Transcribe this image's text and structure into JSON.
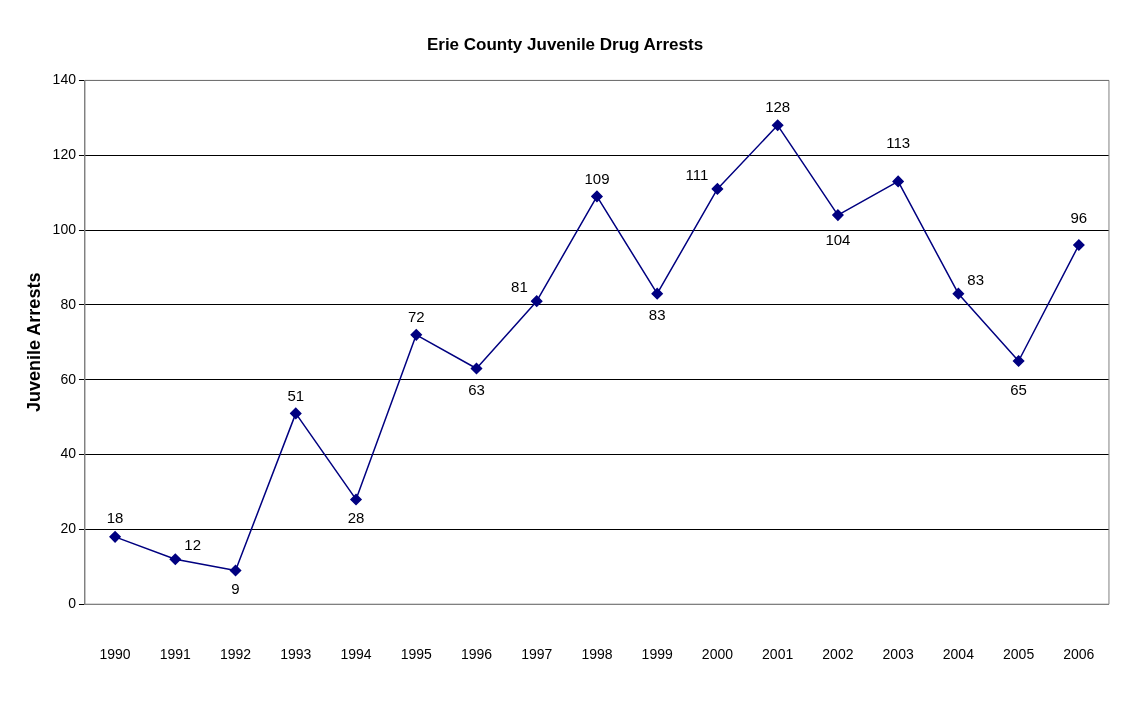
{
  "chart_data": {
    "type": "line",
    "title": "Erie County Juvenile Drug Arrests",
    "ylabel": "Juvenile Arrests",
    "categories": [
      "1990",
      "1991",
      "1992",
      "1993",
      "1994",
      "1995",
      "1996",
      "1997",
      "1998",
      "1999",
      "2000",
      "2001",
      "2002",
      "2003",
      "2004",
      "2005",
      "2006"
    ],
    "series": [
      {
        "color": "#000080",
        "values": [
          18,
          12,
          9,
          51,
          28,
          72,
          63,
          81,
          109,
          83,
          111,
          128,
          104,
          113,
          83,
          65,
          96
        ]
      }
    ],
    "ylim": [
      0,
      140
    ],
    "yticks": [
      0,
      20,
      40,
      60,
      80,
      100,
      120,
      140
    ],
    "grid": "y",
    "legend": false,
    "marker": "diamond",
    "line_style": "solid",
    "data_labels": true
  }
}
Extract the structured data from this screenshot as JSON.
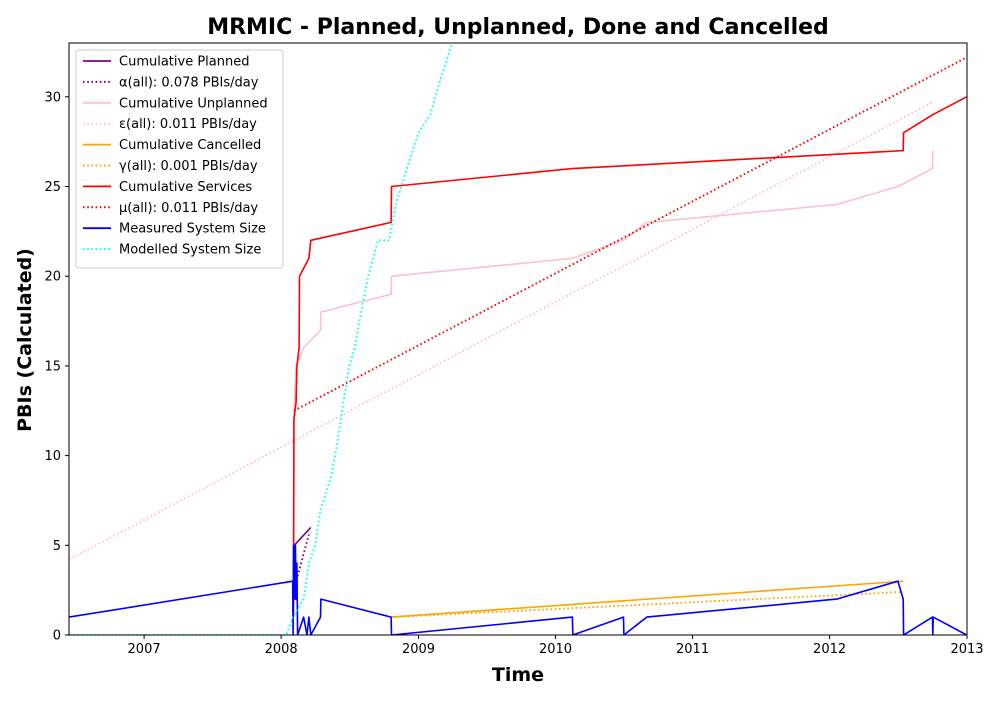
{
  "chart_data": {
    "type": "line",
    "title": "MRMIC - Planned, Unplanned, Done  and Cancelled",
    "xlabel": "Time",
    "ylabel": "PBIs (Calculated)",
    "xlim": [
      "2006-06-15",
      "2013-01-01"
    ],
    "ylim": [
      0,
      33
    ],
    "x_ticks": [
      "2007",
      "2008",
      "2009",
      "2010",
      "2011",
      "2012",
      "2013"
    ],
    "y_ticks": [
      "0",
      "5",
      "10",
      "15",
      "20",
      "25",
      "30"
    ],
    "grid": false,
    "legend_position": "top-left",
    "series": [
      {
        "name": "Cumulative Planned",
        "color": "#800080",
        "style": "solid",
        "points": [
          [
            "2008-02-05",
            5
          ],
          [
            "2008-03-20",
            6
          ]
        ]
      },
      {
        "name": "α(all): 0.078 PBIs/day",
        "color": "#800080",
        "style": "dotted",
        "points": [
          [
            "2008-02-05",
            2.6
          ],
          [
            "2008-03-15",
            5.6
          ]
        ]
      },
      {
        "name": "Cumulative Unplanned",
        "color": "#ffc0cb",
        "style": "solid",
        "points": [
          [
            "2008-02-03",
            1
          ],
          [
            "2008-02-04",
            12
          ],
          [
            "2008-02-10",
            15
          ],
          [
            "2008-03-01",
            16
          ],
          [
            "2008-04-15",
            17
          ],
          [
            "2008-04-16",
            18
          ],
          [
            "2008-10-20",
            19
          ],
          [
            "2008-10-21",
            20
          ],
          [
            "2010-02-15",
            21
          ],
          [
            "2010-07-01",
            22
          ],
          [
            "2010-09-01",
            23
          ],
          [
            "2012-01-20",
            24
          ],
          [
            "2012-07-01",
            25
          ],
          [
            "2012-10-01",
            26
          ],
          [
            "2012-10-02",
            27
          ]
        ]
      },
      {
        "name": "ε(all): 0.011 PBIs/day",
        "color": "#ffc0cb",
        "style": "dotted",
        "points": [
          [
            "2006-06-15",
            4.2
          ],
          [
            "2012-10-01",
            29.7
          ]
        ]
      },
      {
        "name": "Cumulative Cancelled",
        "color": "#ffa500",
        "style": "solid",
        "points": [
          [
            "2008-10-20",
            1
          ],
          [
            "2012-07-15",
            3
          ]
        ]
      },
      {
        "name": "γ(all): 0.001 PBIs/day",
        "color": "#ffa500",
        "style": "dotted",
        "points": [
          [
            "2008-10-20",
            1
          ],
          [
            "2012-07-15",
            2.4
          ]
        ]
      },
      {
        "name": "Cumulative Services",
        "color": "#ff0000",
        "style": "solid",
        "points": [
          [
            "2008-02-03",
            1
          ],
          [
            "2008-02-04",
            12
          ],
          [
            "2008-02-10",
            13
          ],
          [
            "2008-02-12",
            15
          ],
          [
            "2008-02-18",
            16
          ],
          [
            "2008-02-19",
            20
          ],
          [
            "2008-03-15",
            21
          ],
          [
            "2008-03-20",
            22
          ],
          [
            "2008-10-20",
            23
          ],
          [
            "2008-10-21",
            25
          ],
          [
            "2010-02-15",
            26
          ],
          [
            "2012-07-15",
            27
          ],
          [
            "2012-07-16",
            28
          ],
          [
            "2012-10-01",
            29
          ],
          [
            "2012-12-31",
            30
          ]
        ]
      },
      {
        "name": "μ(all): 0.011 PBIs/day",
        "color": "#ff0000",
        "style": "dotted",
        "points": [
          [
            "2008-02-04",
            12.5
          ],
          [
            "2012-12-31",
            32.2
          ]
        ]
      },
      {
        "name": "Measured System Size",
        "color": "#0000ff",
        "style": "solid",
        "points": [
          [
            "2006-06-15",
            1
          ],
          [
            "2008-02-01",
            3
          ],
          [
            "2008-02-02",
            0
          ],
          [
            "2008-02-03",
            5
          ],
          [
            "2008-02-05",
            2
          ],
          [
            "2008-02-06",
            5
          ],
          [
            "2008-02-07",
            2
          ],
          [
            "2008-02-08",
            5
          ],
          [
            "2008-02-10",
            2
          ],
          [
            "2008-02-12",
            4
          ],
          [
            "2008-02-14",
            0
          ],
          [
            "2008-03-01",
            1
          ],
          [
            "2008-03-10",
            0
          ],
          [
            "2008-03-15",
            1
          ],
          [
            "2008-03-20",
            0
          ],
          [
            "2008-04-15",
            1
          ],
          [
            "2008-04-16",
            2
          ],
          [
            "2008-10-20",
            1
          ],
          [
            "2008-10-21",
            0
          ],
          [
            "2010-02-15",
            1
          ],
          [
            "2010-02-16",
            0
          ],
          [
            "2010-07-01",
            1
          ],
          [
            "2010-07-02",
            0
          ],
          [
            "2010-09-01",
            1
          ],
          [
            "2012-01-20",
            2
          ],
          [
            "2012-07-01",
            3
          ],
          [
            "2012-07-15",
            2
          ],
          [
            "2012-07-16",
            0
          ],
          [
            "2012-10-01",
            1
          ],
          [
            "2012-10-02",
            0
          ],
          [
            "2012-10-03",
            1
          ],
          [
            "2012-12-31",
            0
          ]
        ]
      },
      {
        "name": "Modelled System Size",
        "color": "#00ffff",
        "style": "dotted",
        "points": [
          [
            "2006-06-15",
            0
          ],
          [
            "2008-01-15",
            0
          ],
          [
            "2008-02-01",
            1
          ],
          [
            "2008-03-01",
            2
          ],
          [
            "2008-03-15",
            4
          ],
          [
            "2008-04-01",
            5
          ],
          [
            "2008-04-15",
            7
          ],
          [
            "2008-05-01",
            8
          ],
          [
            "2008-05-15",
            9
          ],
          [
            "2008-06-01",
            11
          ],
          [
            "2008-06-15",
            13
          ],
          [
            "2008-07-01",
            15
          ],
          [
            "2008-07-15",
            16
          ],
          [
            "2008-08-01",
            18
          ],
          [
            "2008-08-20",
            20
          ],
          [
            "2008-09-15",
            22
          ],
          [
            "2008-10-15",
            22
          ],
          [
            "2008-11-01",
            24
          ],
          [
            "2008-12-01",
            26
          ],
          [
            "2009-01-01",
            28
          ],
          [
            "2009-02-01",
            29
          ],
          [
            "2009-03-01",
            31
          ],
          [
            "2009-04-01",
            33
          ]
        ]
      }
    ]
  }
}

·····

● Brief:
Return, from the data, each line that has the word "title" in it.

● Output below:
    "title": "Erie County Juvenile Drug Arrests",
    "title": "MRMIC - Planned, Unplanned, Done  and Cancelled",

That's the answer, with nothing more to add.